• [TASK DETAILS] Set down each line of the data below exactly as it stands, dropping the pictures.

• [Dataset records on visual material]
########

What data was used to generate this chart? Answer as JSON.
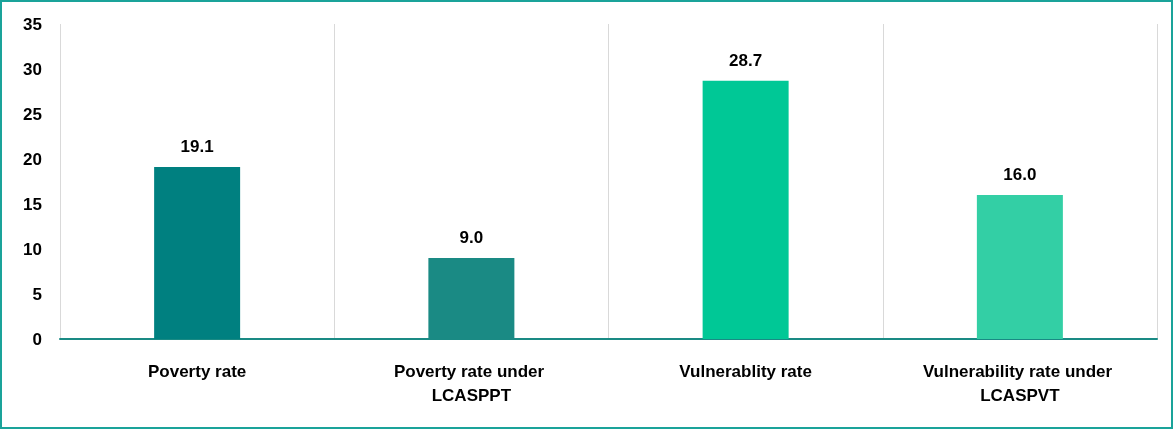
{
  "chart_data": {
    "type": "bar",
    "categories": [
      "Poverty rate",
      "Poverty rate under LCASPPT",
      "Vulnerablity rate",
      "Vulnerability rate under LCASPVT"
    ],
    "values": [
      19.1,
      9.0,
      28.7,
      16.0
    ],
    "value_labels": [
      "19.1",
      "9.0",
      "28.7",
      "16.0"
    ],
    "colors": [
      "#008080",
      "#1a8a84",
      "#00c896",
      "#33cfa5"
    ],
    "ylim": [
      0,
      35
    ],
    "yticks": [
      0,
      5,
      10,
      15,
      20,
      25,
      30,
      35
    ],
    "grid": "x"
  }
}
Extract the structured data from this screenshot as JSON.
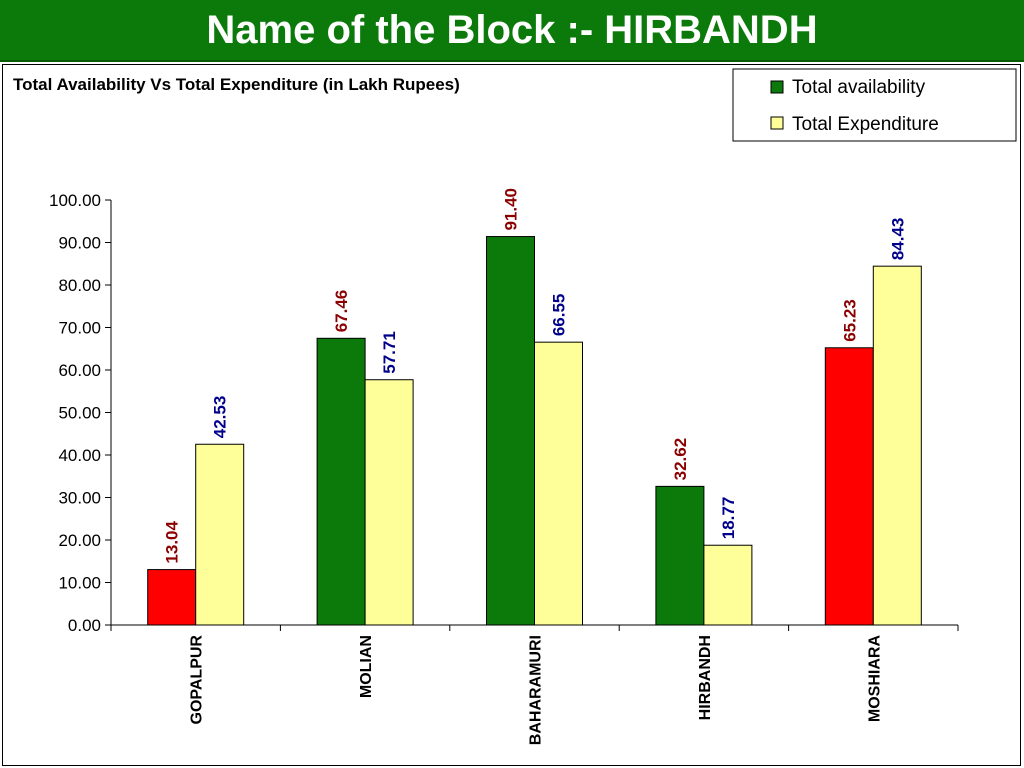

########

• [EXPECTED ANSWER]
What data was used to generate this chart? Answer as JSON.
{
  "chart_data": {
    "type": "bar",
    "categories": [
      "Poverty rate",
      "Poverty rate under LCASPPT",
      "Vulnerablity rate",
      "Vulnerability rate under LCASPVT"
    ],
    "values": [
      19.1,
      9.0,
      28.7,
      16.0
    ],
    "value_labels": [
      "19.1",
      "9.0",
      "28.7",
      "16.0"
    ],
    "colors": [
      "#008080",
      "#1a8a84",
      "#00c896",
      "#33cfa5"
    ],
    "ylim": [
      0,
      35
    ],
    "yticks": [
      0,
      5,
      10,
      15,
      20,
      25,
      30,
      35
    ],
    "grid": "x"
  }
}
Extract the structured data from this screenshot as JSON.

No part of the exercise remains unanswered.